* _Exercise materials_:
■ ■ ■

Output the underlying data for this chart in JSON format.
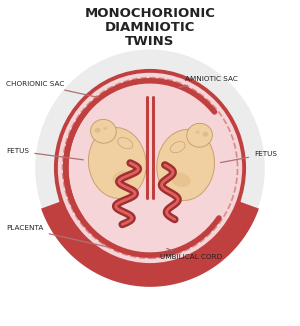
{
  "title_line1": "MONOCHORIONIC",
  "title_line2": "DIAMNIOTIC",
  "title_line3": "TWINS",
  "title_fontsize": 9.5,
  "label_fontsize": 5.2,
  "bg_color": "#ffffff",
  "gray_outer_color": "#dedede",
  "chorionic_border_color": "#c04040",
  "amniotic_fill_color": "#f5d5d8",
  "placenta_color": "#c04040",
  "fetus_skin": "#f0d0a0",
  "fetus_edge": "#c8a070",
  "fetus_shadow": "#ddb880",
  "membrane_color": "#c04040",
  "vessel_color": "#c04040",
  "cord_dark": "#a03030",
  "cord_light": "#e06060",
  "label_color": "#222222",
  "anno_line_color": "#b07070"
}
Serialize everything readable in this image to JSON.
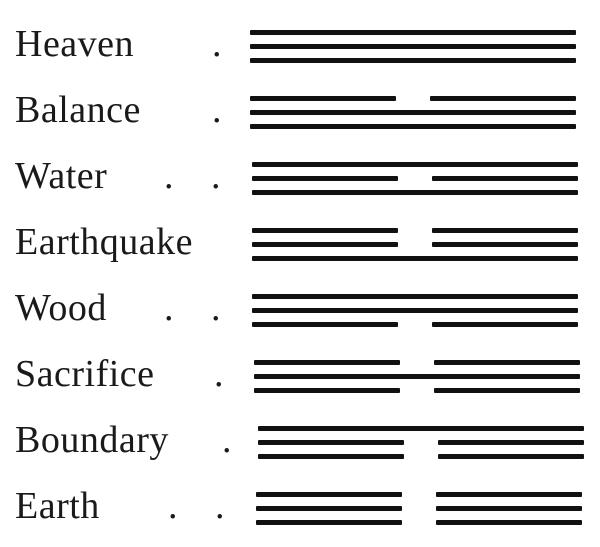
{
  "trigrams": [
    {
      "name": "Heaven",
      "leader": ".",
      "lines": [
        "solid",
        "solid",
        "solid"
      ]
    },
    {
      "name": "Balance",
      "leader": ".",
      "lines": [
        "broken",
        "solid",
        "solid"
      ]
    },
    {
      "name": "Water",
      "leader": ". .",
      "lines": [
        "solid",
        "broken",
        "solid"
      ]
    },
    {
      "name": "Earthquake",
      "leader": "",
      "lines": [
        "broken",
        "broken",
        "solid"
      ]
    },
    {
      "name": "Wood",
      "leader": ". .",
      "lines": [
        "solid",
        "solid",
        "broken"
      ]
    },
    {
      "name": "Sacrifice",
      "leader": ".",
      "lines": [
        "broken",
        "solid",
        "broken"
      ]
    },
    {
      "name": "Boundary",
      "leader": ".",
      "lines": [
        "solid",
        "broken",
        "broken"
      ]
    },
    {
      "name": "Earth",
      "leader": ". .",
      "lines": [
        "broken",
        "broken",
        "broken"
      ]
    }
  ],
  "colors": {
    "ink": "#111111",
    "text": "#1a1a1a",
    "background": "#ffffff"
  }
}
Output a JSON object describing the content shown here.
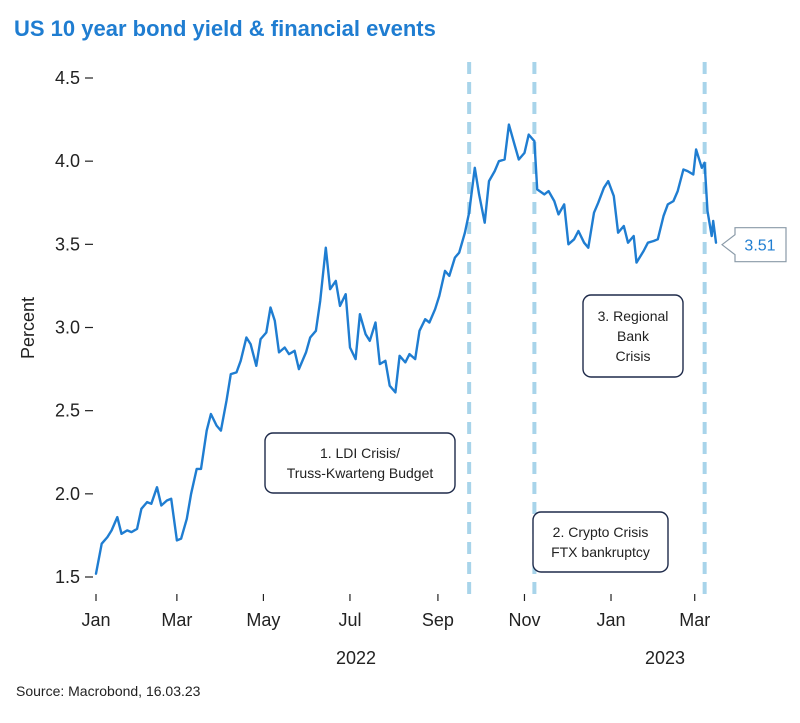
{
  "chart_data": {
    "type": "line",
    "title": "US 10 year bond yield & financial events",
    "xlabel": "",
    "ylabel": "Percent",
    "ylim": [
      1.5,
      4.5
    ],
    "yticks": [
      "1.5",
      "2.0",
      "2.5",
      "3.0",
      "3.5",
      "4.0",
      "4.5"
    ],
    "grid": false,
    "x_tick_labels": [
      "Jan",
      "Mar",
      "May",
      "Jul",
      "Sep",
      "Nov",
      "Jan",
      "Mar"
    ],
    "x_tick_dates": [
      "2022-01-03",
      "2022-03-01",
      "2022-05-01",
      "2022-07-01",
      "2022-09-01",
      "2022-11-01",
      "2023-01-01",
      "2023-03-01"
    ],
    "year_labels": [
      "2022",
      "2023"
    ],
    "xlim": [
      "2022-01-03",
      "2023-03-16"
    ],
    "line_color": "#1f7dd1",
    "event_line_color": "#a8d4ea",
    "series": [
      {
        "points": [
          [
            "2022-01-03",
            1.52
          ],
          [
            "2022-01-07",
            1.7
          ],
          [
            "2022-01-11",
            1.74
          ],
          [
            "2022-01-14",
            1.78
          ],
          [
            "2022-01-18",
            1.86
          ],
          [
            "2022-01-21",
            1.76
          ],
          [
            "2022-01-25",
            1.78
          ],
          [
            "2022-01-28",
            1.77
          ],
          [
            "2022-02-01",
            1.79
          ],
          [
            "2022-02-04",
            1.91
          ],
          [
            "2022-02-08",
            1.95
          ],
          [
            "2022-02-11",
            1.94
          ],
          [
            "2022-02-15",
            2.04
          ],
          [
            "2022-02-18",
            1.93
          ],
          [
            "2022-02-22",
            1.96
          ],
          [
            "2022-02-25",
            1.97
          ],
          [
            "2022-03-01",
            1.72
          ],
          [
            "2022-03-04",
            1.73
          ],
          [
            "2022-03-08",
            1.85
          ],
          [
            "2022-03-11",
            2.0
          ],
          [
            "2022-03-15",
            2.15
          ],
          [
            "2022-03-18",
            2.15
          ],
          [
            "2022-03-22",
            2.38
          ],
          [
            "2022-03-25",
            2.48
          ],
          [
            "2022-03-29",
            2.41
          ],
          [
            "2022-04-01",
            2.38
          ],
          [
            "2022-04-05",
            2.56
          ],
          [
            "2022-04-08",
            2.72
          ],
          [
            "2022-04-12",
            2.73
          ],
          [
            "2022-04-15",
            2.8
          ],
          [
            "2022-04-19",
            2.94
          ],
          [
            "2022-04-22",
            2.9
          ],
          [
            "2022-04-26",
            2.77
          ],
          [
            "2022-04-29",
            2.93
          ],
          [
            "2022-05-03",
            2.97
          ],
          [
            "2022-05-06",
            3.12
          ],
          [
            "2022-05-09",
            3.04
          ],
          [
            "2022-05-12",
            2.85
          ],
          [
            "2022-05-16",
            2.88
          ],
          [
            "2022-05-19",
            2.84
          ],
          [
            "2022-05-23",
            2.86
          ],
          [
            "2022-05-26",
            2.75
          ],
          [
            "2022-05-31",
            2.85
          ],
          [
            "2022-06-03",
            2.94
          ],
          [
            "2022-06-07",
            2.98
          ],
          [
            "2022-06-10",
            3.16
          ],
          [
            "2022-06-14",
            3.48
          ],
          [
            "2022-06-17",
            3.23
          ],
          [
            "2022-06-21",
            3.28
          ],
          [
            "2022-06-24",
            3.13
          ],
          [
            "2022-06-28",
            3.2
          ],
          [
            "2022-07-01",
            2.88
          ],
          [
            "2022-07-05",
            2.81
          ],
          [
            "2022-07-08",
            3.08
          ],
          [
            "2022-07-12",
            2.96
          ],
          [
            "2022-07-15",
            2.92
          ],
          [
            "2022-07-19",
            3.03
          ],
          [
            "2022-07-22",
            2.78
          ],
          [
            "2022-07-26",
            2.8
          ],
          [
            "2022-07-29",
            2.65
          ],
          [
            "2022-08-02",
            2.61
          ],
          [
            "2022-08-05",
            2.83
          ],
          [
            "2022-08-09",
            2.79
          ],
          [
            "2022-08-12",
            2.84
          ],
          [
            "2022-08-16",
            2.81
          ],
          [
            "2022-08-19",
            2.98
          ],
          [
            "2022-08-23",
            3.05
          ],
          [
            "2022-08-26",
            3.03
          ],
          [
            "2022-08-30",
            3.11
          ],
          [
            "2022-09-02",
            3.19
          ],
          [
            "2022-09-06",
            3.34
          ],
          [
            "2022-09-09",
            3.31
          ],
          [
            "2022-09-13",
            3.42
          ],
          [
            "2022-09-16",
            3.45
          ],
          [
            "2022-09-20",
            3.57
          ],
          [
            "2022-09-23",
            3.69
          ],
          [
            "2022-09-27",
            3.96
          ],
          [
            "2022-09-30",
            3.8
          ],
          [
            "2022-10-04",
            3.63
          ],
          [
            "2022-10-07",
            3.88
          ],
          [
            "2022-10-11",
            3.94
          ],
          [
            "2022-10-14",
            4.0
          ],
          [
            "2022-10-18",
            4.01
          ],
          [
            "2022-10-21",
            4.22
          ],
          [
            "2022-10-25",
            4.1
          ],
          [
            "2022-10-28",
            4.01
          ],
          [
            "2022-11-01",
            4.05
          ],
          [
            "2022-11-04",
            4.16
          ],
          [
            "2022-11-08",
            4.12
          ],
          [
            "2022-11-10",
            3.83
          ],
          [
            "2022-11-15",
            3.8
          ],
          [
            "2022-11-18",
            3.82
          ],
          [
            "2022-11-22",
            3.76
          ],
          [
            "2022-11-25",
            3.68
          ],
          [
            "2022-11-29",
            3.74
          ],
          [
            "2022-12-02",
            3.5
          ],
          [
            "2022-12-06",
            3.53
          ],
          [
            "2022-12-09",
            3.58
          ],
          [
            "2022-12-13",
            3.51
          ],
          [
            "2022-12-16",
            3.48
          ],
          [
            "2022-12-20",
            3.69
          ],
          [
            "2022-12-23",
            3.75
          ],
          [
            "2022-12-27",
            3.84
          ],
          [
            "2022-12-30",
            3.88
          ],
          [
            "2023-01-03",
            3.79
          ],
          [
            "2023-01-06",
            3.57
          ],
          [
            "2023-01-10",
            3.61
          ],
          [
            "2023-01-13",
            3.51
          ],
          [
            "2023-01-17",
            3.55
          ],
          [
            "2023-01-19",
            3.39
          ],
          [
            "2023-01-24",
            3.46
          ],
          [
            "2023-01-27",
            3.51
          ],
          [
            "2023-01-31",
            3.52
          ],
          [
            "2023-02-03",
            3.53
          ],
          [
            "2023-02-07",
            3.67
          ],
          [
            "2023-02-10",
            3.74
          ],
          [
            "2023-02-14",
            3.76
          ],
          [
            "2023-02-17",
            3.82
          ],
          [
            "2023-02-21",
            3.95
          ],
          [
            "2023-02-24",
            3.94
          ],
          [
            "2023-02-28",
            3.92
          ],
          [
            "2023-03-02",
            4.07
          ],
          [
            "2023-03-06",
            3.96
          ],
          [
            "2023-03-08",
            3.99
          ],
          [
            "2023-03-10",
            3.7
          ],
          [
            "2023-03-13",
            3.55
          ],
          [
            "2023-03-14",
            3.64
          ],
          [
            "2023-03-16",
            3.51
          ]
        ]
      }
    ],
    "last_value_label": "3.51",
    "event_lines": [
      {
        "date": "2022-09-23"
      },
      {
        "date": "2022-11-08"
      },
      {
        "date": "2023-03-08"
      }
    ],
    "annotations": [
      {
        "lines": [
          "1. LDI Crisis/",
          "Truss-Kwarteng Budget"
        ]
      },
      {
        "lines": [
          "2. Crypto Crisis",
          "FTX bankruptcy"
        ]
      },
      {
        "lines": [
          "3. Regional",
          "Bank",
          "Crisis"
        ]
      }
    ],
    "source": "Source: Macrobond, 16.03.23"
  }
}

■ ■ ■

* _Direction_: Using the entries above, tally how many lines have the word "this" in them; write the number and nothing more.

* _Written answer_: 2